> _Task to carry out_:
Filter the records below down to lines containing "Start".

■ ■ ■ ■

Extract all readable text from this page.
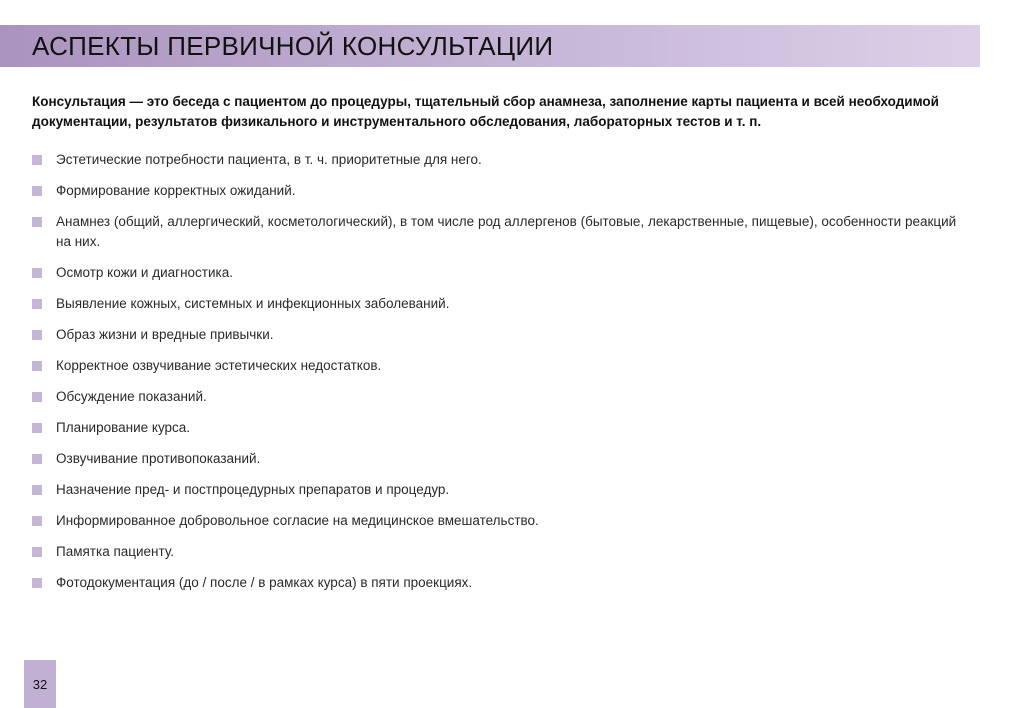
АСПЕКТЫ ПЕРВИЧНОЙ КОНСУЛЬТАЦИИ

Консультация — это беседа с пациентом до процедуры, тщательный сбор анамнеза, заполнение карты пациента и всей необходимой документации, результатов физикального и инструментального обследования, лабораторных тестов и т. п.

Эстетические потребности пациента, в т. ч. приоритетные для него.
Формирование корректных ожиданий.
Анамнез (общий, аллергический, косметологический), в том числе род аллергенов (бытовые, лекарственные, пищевые), особенности реакций на них.
Осмотр кожи и диагностика.
Выявление кожных, системных и инфекционных заболеваний.
Образ жизни и вредные привычки.
Корректное озвучивание эстетических недостатков.
Обсуждение показаний.
Планирование курса.
Озвучивание противопоказаний.
Назначение пред- и постпроцедурных препаратов и процедур.
Информированное добровольное согласие на медицинское вмешательство.
Памятка пациенту.
Фотодокументация (до / после / в рамках курса) в пяти проекциях.
32
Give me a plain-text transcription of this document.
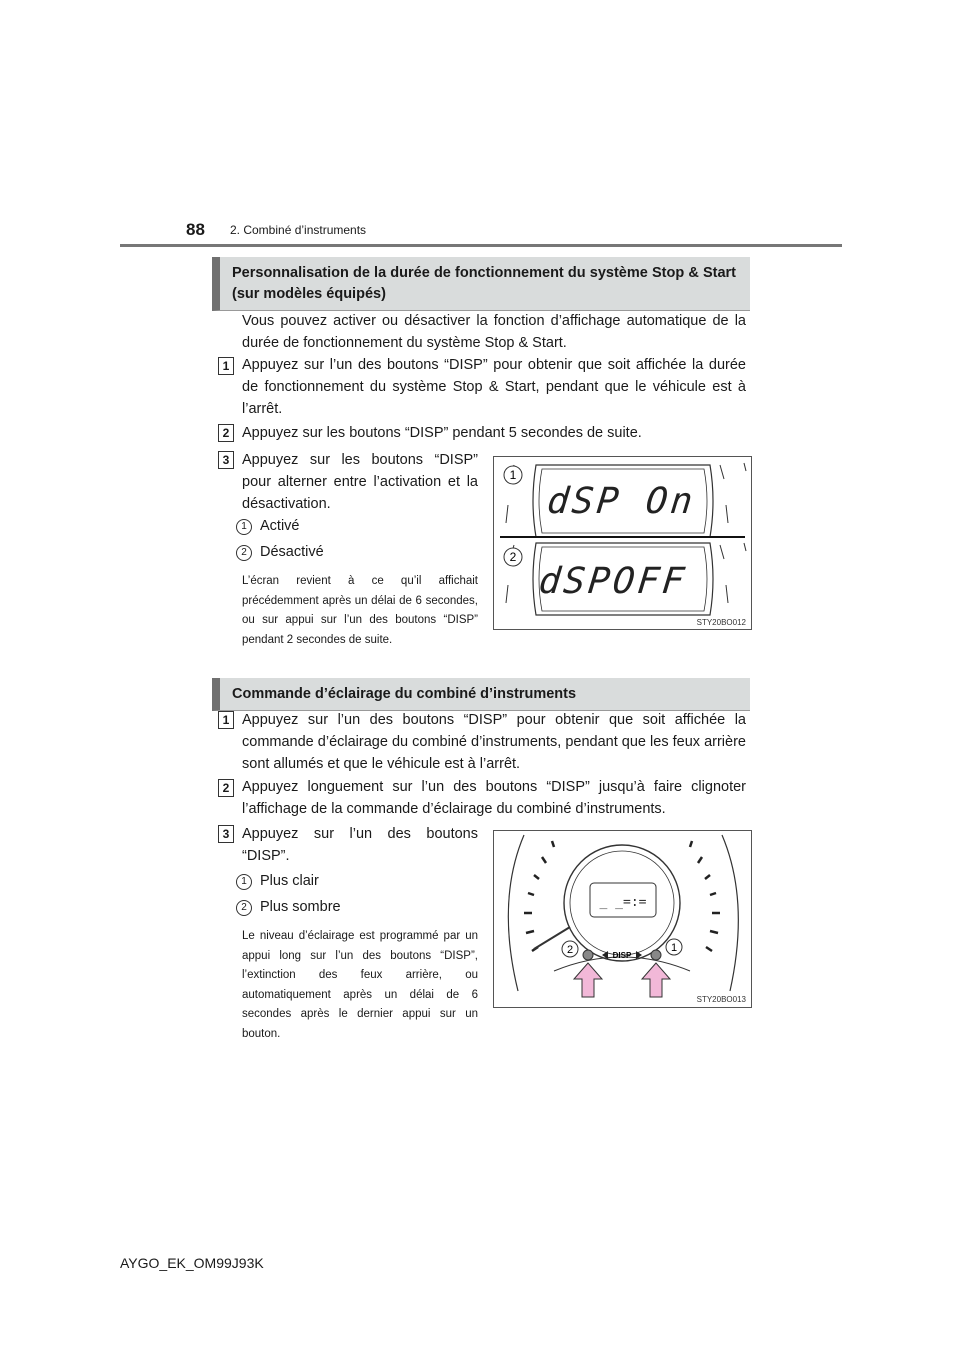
88 2. Combiné d’instruments
Personnalisation de la durée de fonctionnement du système Stop & Start (sur modèles équipés)
Vous pouvez activer ou désactiver la fonction d’affichage automatique de la durée de fonctionnement du système Stop & Start.
1 Appuyez sur l’un des boutons “DISP” pour obtenir que soit affichée la durée de fonctionnement du système Stop & Start, pendant que le véhicule est à l’arrêt.
2 Appuyez sur les boutons “DISP” pendant 5 secondes de suite.
3 Appuyez sur les boutons “DISP” pour alterner entre l’activation et la désactivation.
1 Activé
2 Désactivé
L’écran revient à ce qu’il affichait précédemment après un délai de 6 secondes, ou sur appui sur l’un des boutons “DISP” pendant 2 secondes de suite.
1
2
dSP On
dSPOFF
STY20BO012
Commande d’éclairage du combiné d’instruments
1 Appuyez sur l’un des boutons “DISP” pour obtenir que soit affichée la commande d’éclairage du combiné d’instruments, pendant que les feux arrière sont allumés et que le véhicule est à l’arrêt.
2 Appuyez longuement sur l’un des boutons “DISP” jusqu’à faire clignoter l’affichage de la commande d’éclairage du combiné d’instruments.
3 Appuyez sur l’un des boutons “DISP”.
1 Plus clair
2 Plus sombre
Le niveau d’éclairage est programmé par un appui long sur l’un des boutons “DISP”, l’extinction des feux arrière, ou automatiquement après un délai de 6 secondes après le dernier appui sur un bouton.
_ _=:=
DISP
2	1
STY20BO013
AYGO_EK_OM99J93K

■ ■ ■ ■

> _Result below_:
Personnalisation de la durée de fonctionnement du système Stop & Start (sur modèles équipés)
Vous pouvez activer ou désactiver la fonction d’affichage automatique de la durée de fonctionnement du système Stop & Start.
1 Appuyez sur l’un des boutons “DISP” pour obtenir que soit affichée la durée de fonctionnement du système Stop & Start, pendant que le véhicule est à l’arrêt.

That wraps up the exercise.